* _Directive_
Go through the material and write it all out exactly, minus the pictures.
──────── Exercise input ────────
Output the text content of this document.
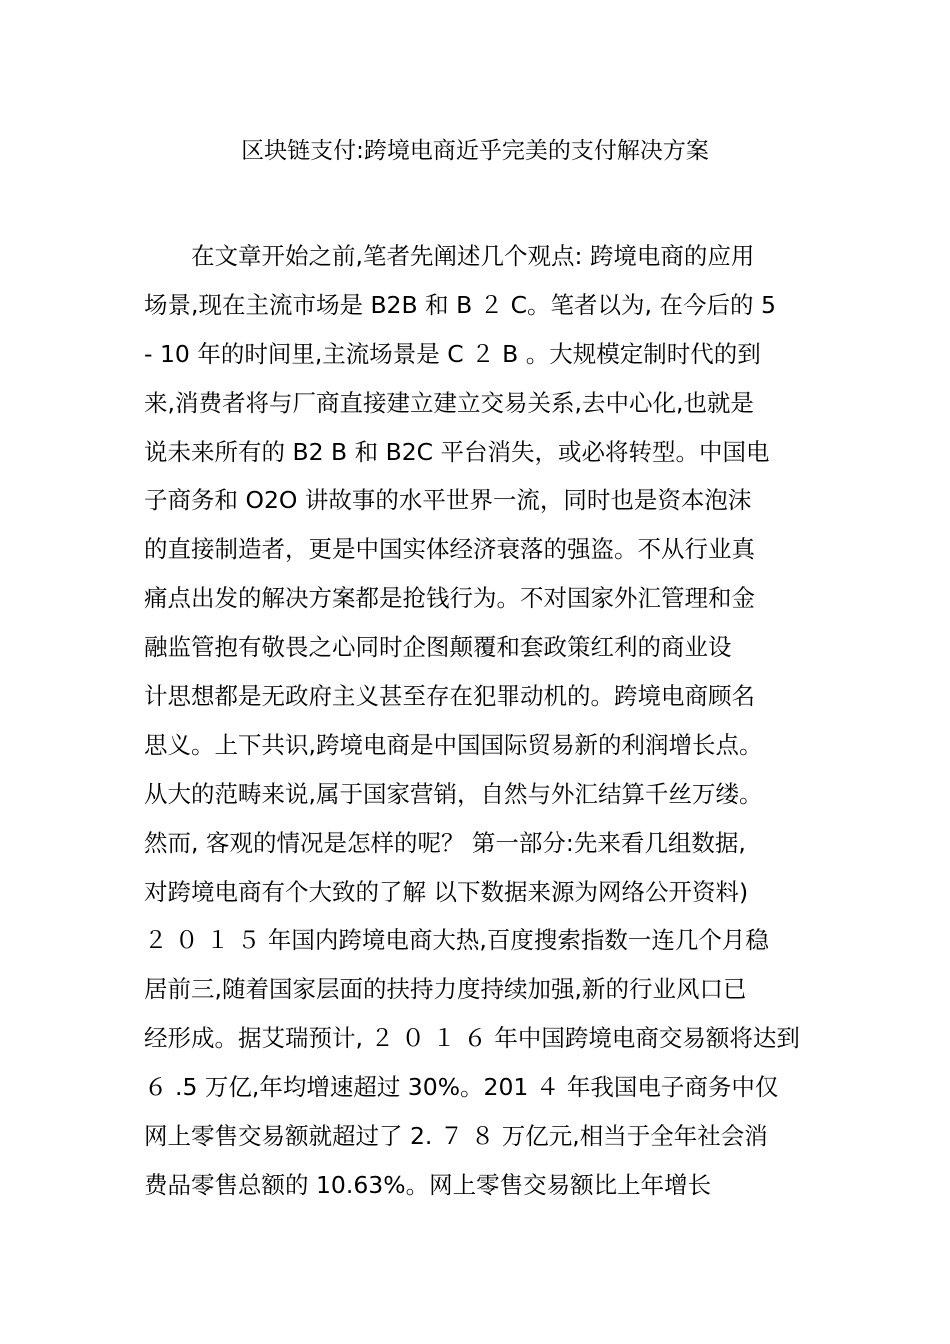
区块链支付:跨境电商近乎完美的支付解决方案
在文章开始之前,笔者先阐述几个观点: 跨境电商的应用
场景,现在主流市场是 B2B 和 B ２ C。笔者以为, 在今后的 5
- 10 年的时间里,主流场景是 C ２ B 。大规模定制时代的到
来,消费者将与厂商直接建立建立交易关系,去中心化,也就是
说未来所有的 B2 B 和 B2C 平台消失，或必将转型。中国电
子商务和 O2O 讲故事的水平世界一流，同时也是资本泡沫
的直接制造者，更是中国实体经济衰落的强盗。不从行业真
痛点出发的解决方案都是抢钱行为。不对国家外汇管理和金
融监管抱有敬畏之心同时企图颠覆和套政策红利的商业设
计思想都是无政府主义甚至存在犯罪动机的。跨境电商顾名
思义。上下共识,跨境电商是中国国际贸易新的利润增长点。
从大的范畴来说,属于国家营销，自然与外汇结算千丝万缕。
然而, 客观的情况是怎样的呢？ 第一部分:先来看几组数据,
对跨境电商有个大致的了解 以下数据来源为网络公开资料)
２ ０ １ ５ 年国内跨境电商大热,百度搜索指数一连几个月稳
居前三,随着国家层面的扶持力度持续加强,新的行业风口已
经形成。据艾瑞预计, ２ ０ １ ６ 年中国跨境电商交易额将达到
６ .5 万亿,年均增速超过 30%。201 ４ 年我国电子商务中仅
网上零售交易额就超过了 2. ７ ８ 万亿元,相当于全年社会消
费品零售总额的 10.63%。网上零售交易额比上年增长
────────
* _Answer to this exercise_
Output the text content of this document.
区块链支付:跨境电商近乎完美的支付解决方案
在文章开始之前,笔者先阐述几个观点: 跨境电商的应用
场景,现在主流市场是 B2B 和 B ２ C。笔者以为, 在今后的 5
- 10 年的时间里,主流场景是 C ２ B 。大规模定制时代的到
来,消费者将与厂商直接建立建立交易关系,去中心化,也就是
说未来所有的 B2 B 和 B2C 平台消失，或必将转型。中国电
子商务和 O2O 讲故事的水平世界一流，同时也是资本泡沫
的直接制造者，更是中国实体经济衰落的强盗。不从行业真
痛点出发的解决方案都是抢钱行为。不对国家外汇管理和金
融监管抱有敬畏之心同时企图颠覆和套政策红利的商业设
计思想都是无政府主义甚至存在犯罪动机的。跨境电商顾名
思义。上下共识,跨境电商是中国国际贸易新的利润增长点。
从大的范畴来说,属于国家营销，自然与外汇结算千丝万缕。
然而, 客观的情况是怎样的呢？ 第一部分:先来看几组数据,
对跨境电商有个大致的了解 以下数据来源为网络公开资料)
２ ０ １ ５ 年国内跨境电商大热,百度搜索指数一连几个月稳
居前三,随着国家层面的扶持力度持续加强,新的行业风口已
经形成。据艾瑞预计, ２ ０ １ ６ 年中国跨境电商交易额将达到
６ .5 万亿,年均增速超过 30%。201 ４ 年我国电子商务中仅
网上零售交易额就超过了 2. ７ ８ 万亿元,相当于全年社会消
费品零售总额的 10.63%。网上零售交易额比上年增长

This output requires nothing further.